[Start]

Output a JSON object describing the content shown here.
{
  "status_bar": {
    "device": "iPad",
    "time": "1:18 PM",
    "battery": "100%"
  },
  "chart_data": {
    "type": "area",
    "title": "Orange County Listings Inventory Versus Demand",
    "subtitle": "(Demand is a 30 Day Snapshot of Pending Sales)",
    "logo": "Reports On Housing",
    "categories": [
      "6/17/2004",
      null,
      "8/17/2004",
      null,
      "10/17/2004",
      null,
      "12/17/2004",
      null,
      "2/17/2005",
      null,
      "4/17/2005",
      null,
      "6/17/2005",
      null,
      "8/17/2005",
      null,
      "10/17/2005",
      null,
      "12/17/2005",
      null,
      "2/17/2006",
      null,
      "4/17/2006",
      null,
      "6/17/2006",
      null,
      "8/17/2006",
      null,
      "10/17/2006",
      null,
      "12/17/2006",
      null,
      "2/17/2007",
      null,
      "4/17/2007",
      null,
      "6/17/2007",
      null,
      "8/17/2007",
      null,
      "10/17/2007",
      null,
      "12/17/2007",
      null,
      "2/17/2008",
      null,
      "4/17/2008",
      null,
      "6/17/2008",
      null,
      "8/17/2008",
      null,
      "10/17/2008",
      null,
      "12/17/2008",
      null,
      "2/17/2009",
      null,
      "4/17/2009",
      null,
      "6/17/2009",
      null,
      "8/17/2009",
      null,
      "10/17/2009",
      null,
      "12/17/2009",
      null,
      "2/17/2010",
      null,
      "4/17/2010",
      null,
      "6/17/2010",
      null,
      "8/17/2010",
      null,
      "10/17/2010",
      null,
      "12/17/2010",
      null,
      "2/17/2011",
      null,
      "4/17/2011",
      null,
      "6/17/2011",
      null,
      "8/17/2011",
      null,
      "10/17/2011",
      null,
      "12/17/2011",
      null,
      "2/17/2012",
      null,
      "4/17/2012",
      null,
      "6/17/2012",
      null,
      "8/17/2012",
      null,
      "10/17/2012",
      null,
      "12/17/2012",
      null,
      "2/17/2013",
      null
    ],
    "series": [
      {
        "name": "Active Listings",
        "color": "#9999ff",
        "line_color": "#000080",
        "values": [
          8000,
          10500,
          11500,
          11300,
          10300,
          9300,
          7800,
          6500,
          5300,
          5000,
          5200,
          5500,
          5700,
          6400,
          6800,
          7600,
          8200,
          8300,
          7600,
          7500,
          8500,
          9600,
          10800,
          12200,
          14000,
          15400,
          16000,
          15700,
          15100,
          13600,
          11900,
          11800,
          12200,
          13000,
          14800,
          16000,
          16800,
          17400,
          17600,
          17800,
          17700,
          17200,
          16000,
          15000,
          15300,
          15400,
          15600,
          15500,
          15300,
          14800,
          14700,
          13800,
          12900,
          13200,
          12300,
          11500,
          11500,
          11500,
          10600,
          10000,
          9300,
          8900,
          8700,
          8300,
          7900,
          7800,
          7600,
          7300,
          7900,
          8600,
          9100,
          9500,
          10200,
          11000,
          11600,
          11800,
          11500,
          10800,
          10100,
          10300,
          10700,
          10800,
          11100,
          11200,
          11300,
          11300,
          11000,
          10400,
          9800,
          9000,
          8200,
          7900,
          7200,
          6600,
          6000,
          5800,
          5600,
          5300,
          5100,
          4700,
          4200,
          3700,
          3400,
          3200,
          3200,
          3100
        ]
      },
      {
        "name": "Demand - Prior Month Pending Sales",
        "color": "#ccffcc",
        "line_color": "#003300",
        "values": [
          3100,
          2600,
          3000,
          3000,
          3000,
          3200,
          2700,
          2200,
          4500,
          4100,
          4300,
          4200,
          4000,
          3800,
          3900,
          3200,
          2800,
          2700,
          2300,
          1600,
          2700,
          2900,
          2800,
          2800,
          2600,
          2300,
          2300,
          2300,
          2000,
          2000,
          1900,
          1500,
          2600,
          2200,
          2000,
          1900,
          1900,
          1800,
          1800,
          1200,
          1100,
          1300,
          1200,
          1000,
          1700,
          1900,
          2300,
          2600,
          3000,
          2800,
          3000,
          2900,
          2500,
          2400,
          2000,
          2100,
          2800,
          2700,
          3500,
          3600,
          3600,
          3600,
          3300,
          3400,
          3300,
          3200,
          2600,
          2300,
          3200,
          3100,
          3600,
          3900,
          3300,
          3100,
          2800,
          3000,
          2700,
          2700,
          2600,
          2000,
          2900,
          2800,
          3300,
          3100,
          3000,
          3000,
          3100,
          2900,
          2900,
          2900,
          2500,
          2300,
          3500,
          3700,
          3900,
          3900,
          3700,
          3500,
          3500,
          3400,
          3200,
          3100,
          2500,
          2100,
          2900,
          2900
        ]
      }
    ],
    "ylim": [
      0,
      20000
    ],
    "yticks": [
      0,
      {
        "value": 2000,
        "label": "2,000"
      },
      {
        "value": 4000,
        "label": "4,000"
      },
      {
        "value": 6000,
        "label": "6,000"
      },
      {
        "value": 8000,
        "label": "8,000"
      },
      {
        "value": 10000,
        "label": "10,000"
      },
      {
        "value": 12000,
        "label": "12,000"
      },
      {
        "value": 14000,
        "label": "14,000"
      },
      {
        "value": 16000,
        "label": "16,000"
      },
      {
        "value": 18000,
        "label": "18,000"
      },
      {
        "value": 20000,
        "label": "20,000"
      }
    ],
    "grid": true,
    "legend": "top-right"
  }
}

[End]

→ **Work to complete**:
Reproduce each line of the material above precisely.

→ **Correct output**:
Output a JSON object describing the content shown here.
{
  "status_bar": {
    "device": "iPad",
    "time": "1:18 PM",
    "battery": "100%"
  },
  "chart_data": {
    "type": "area",
    "title": "Orange County Listings Inventory Versus Demand",
    "subtitle": "(Demand is a 30 Day Snapshot of Pending Sales)",
    "logo": "Reports On Housing",
    "categories": [
      "6/17/2004",
      null,
      "8/17/2004",
      null,
      "10/17/2004",
      null,
      "12/17/2004",
      null,
      "2/17/2005",
      null,
      "4/17/2005",
      null,
      "6/17/2005",
      null,
      "8/17/2005",
      null,
      "10/17/2005",
      null,
      "12/17/2005",
      null,
      "2/17/2006",
      null,
      "4/17/2006",
      null,
      "6/17/2006",
      null,
      "8/17/2006",
      null,
      "10/17/2006",
      null,
      "12/17/2006",
      null,
      "2/17/2007",
      null,
      "4/17/2007",
      null,
      "6/17/2007",
      null,
      "8/17/2007",
      null,
      "10/17/2007",
      null,
      "12/17/2007",
      null,
      "2/17/2008",
      null,
      "4/17/2008",
      null,
      "6/17/2008",
      null,
      "8/17/2008",
      null,
      "10/17/2008",
      null,
      "12/17/2008",
      null,
      "2/17/2009",
      null,
      "4/17/2009",
      null,
      "6/17/2009",
      null,
      "8/17/2009",
      null,
      "10/17/2009",
      null,
      "12/17/2009",
      null,
      "2/17/2010",
      null,
      "4/17/2010",
      null,
      "6/17/2010",
      null,
      "8/17/2010",
      null,
      "10/17/2010",
      null,
      "12/17/2010",
      null,
      "2/17/2011",
      null,
      "4/17/2011",
      null,
      "6/17/2011",
      null,
      "8/17/2011",
      null,
      "10/17/2011",
      null,
      "12/17/2011",
      null,
      "2/17/2012",
      null,
      "4/17/2012",
      null,
      "6/17/2012",
      null,
      "8/17/2012",
      null,
      "10/17/2012",
      null,
      "12/17/2012",
      null,
      "2/17/2013",
      null
    ],
    "series": [
      {
        "name": "Active Listings",
        "color": "#9999ff",
        "line_color": "#000080",
        "values": [
          8000,
          10500,
          11500,
          11300,
          10300,
          9300,
          7800,
          6500,
          5300,
          5000,
          5200,
          5500,
          5700,
          6400,
          6800,
          7600,
          8200,
          8300,
          7600,
          7500,
          8500,
          9600,
          10800,
          12200,
          14000,
          15400,
          16000,
          15700,
          15100,
          13600,
          11900,
          11800,
          12200,
          13000,
          14800,
          16000,
          16800,
          17400,
          17600,
          17800,
          17700,
          17200,
          16000,
          15000,
          15300,
          15400,
          15600,
          15500,
          15300,
          14800,
          14700,
          13800,
          12900,
          13200,
          12300,
          11500,
          11500,
          11500,
          10600,
          10000,
          9300,
          8900,
          8700,
          8300,
          7900,
          7800,
          7600,
          7300,
          7900,
          8600,
          9100,
          9500,
          10200,
          11000,
          11600,
          11800,
          11500,
          10800,
          10100,
          10300,
          10700,
          10800,
          11100,
          11200,
          11300,
          11300,
          11000,
          10400,
          9800,
          9000,
          8200,
          7900,
          7200,
          6600,
          6000,
          5800,
          5600,
          5300,
          5100,
          4700,
          4200,
          3700,
          3400,
          3200,
          3200,
          3100
        ]
      },
      {
        "name": "Demand - Prior Month Pending Sales",
        "color": "#ccffcc",
        "line_color": "#003300",
        "values": [
          3100,
          2600,
          3000,
          3000,
          3000,
          3200,
          2700,
          2200,
          4500,
          4100,
          4300,
          4200,
          4000,
          3800,
          3900,
          3200,
          2800,
          2700,
          2300,
          1600,
          2700,
          2900,
          2800,
          2800,
          2600,
          2300,
          2300,
          2300,
          2000,
          2000,
          1900,
          1500,
          2600,
          2200,
          2000,
          1900,
          1900,
          1800,
          1800,
          1200,
          1100,
          1300,
          1200,
          1000,
          1700,
          1900,
          2300,
          2600,
          3000,
          2800,
          3000,
          2900,
          2500,
          2400,
          2000,
          2100,
          2800,
          2700,
          3500,
          3600,
          3600,
          3600,
          3300,
          3400,
          3300,
          3200,
          2600,
          2300,
          3200,
          3100,
          3600,
          3900,
          3300,
          3100,
          2800,
          3000,
          2700,
          2700,
          2600,
          2000,
          2900,
          2800,
          3300,
          3100,
          3000,
          3000,
          3100,
          2900,
          2900,
          2900,
          2500,
          2300,
          3500,
          3700,
          3900,
          3900,
          3700,
          3500,
          3500,
          3400,
          3200,
          3100,
          2500,
          2100,
          2900,
          2900
        ]
      }
    ],
    "ylim": [
      0,
      20000
    ],
    "yticks": [
      0,
      {
        "value": 2000,
        "label": "2,000"
      },
      {
        "value": 4000,
        "label": "4,000"
      },
      {
        "value": 6000,
        "label": "6,000"
      },
      {
        "value": 8000,
        "label": "8,000"
      },
      {
        "value": 10000,
        "label": "10,000"
      },
      {
        "value": 12000,
        "label": "12,000"
      },
      {
        "value": 14000,
        "label": "14,000"
      },
      {
        "value": 16000,
        "label": "16,000"
      },
      {
        "value": 18000,
        "label": "18,000"
      },
      {
        "value": 20000,
        "label": "20,000"
      }
    ],
    "grid": true,
    "legend": "top-right"
  }
}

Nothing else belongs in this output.